- Aim
Below are some records; give them all again exactly, but not the pictures.
START Data for processing
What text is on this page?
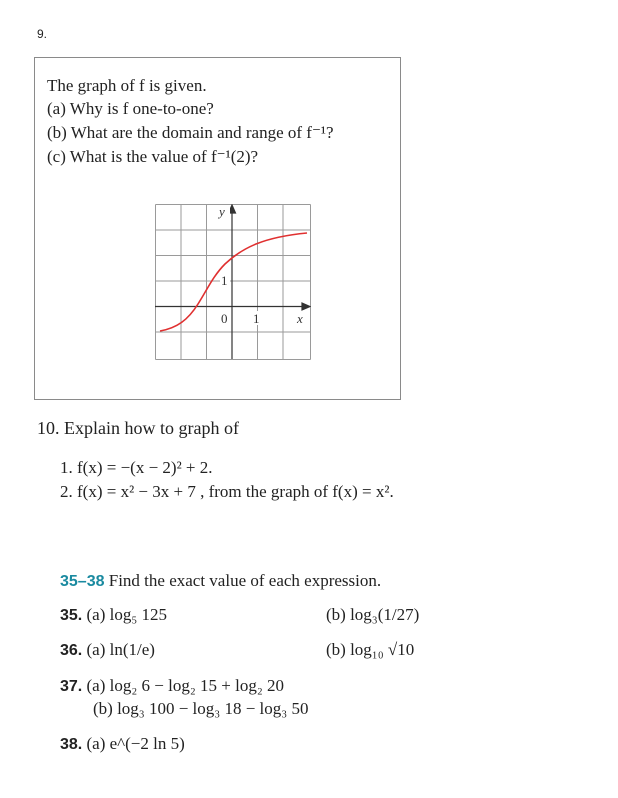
9.
The graph of f is given.
(a) Why is f one-to-one?
(b) What are the domain and range of f⁻¹?
(c) What is the value of f⁻¹(2)?
y
x
0 1
1
10. Explain how to graph of
1. f(x) = −(x − 2)² + 2.
2. f(x) = x² − 3x + 7 , from the graph of f(x) = x².
35–38 Find the exact value of each expression.
35. (a) log₅ 125	(b) log₃(1/27)
36. (a) ln(1/e)	(b) log₁₀ √10
37. (a) log₂ 6 − log₂ 15 + log₂ 20
(b) log₃ 100 − log₃ 18 − log₃ 50
38. (a) e^(−2 ln 5)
END Data for processing
- Final answer
What text is on this page?
9.
The graph of f is given.
(a) Why is f one-to-one?
(b) What are the domain and range of f⁻¹?
(c) What is the value of f⁻¹(2)?
y
x
0 1
1
10. Explain how to graph of
1. f(x) = −(x − 2)² + 2.
2. f(x) = x² − 3x + 7 , from the graph of f(x) = x².
35–38 Find the exact value of each expression.
35. (a) log₅ 125	(b) log₃(1/27)
36. (a) ln(1/e)	(b) log₁₀ √10
37. (a) log₂ 6 − log₂ 15 + log₂ 20
(b) log₃ 100 − log₃ 18 − log₃ 50
38. (a) e^(−2 ln 5)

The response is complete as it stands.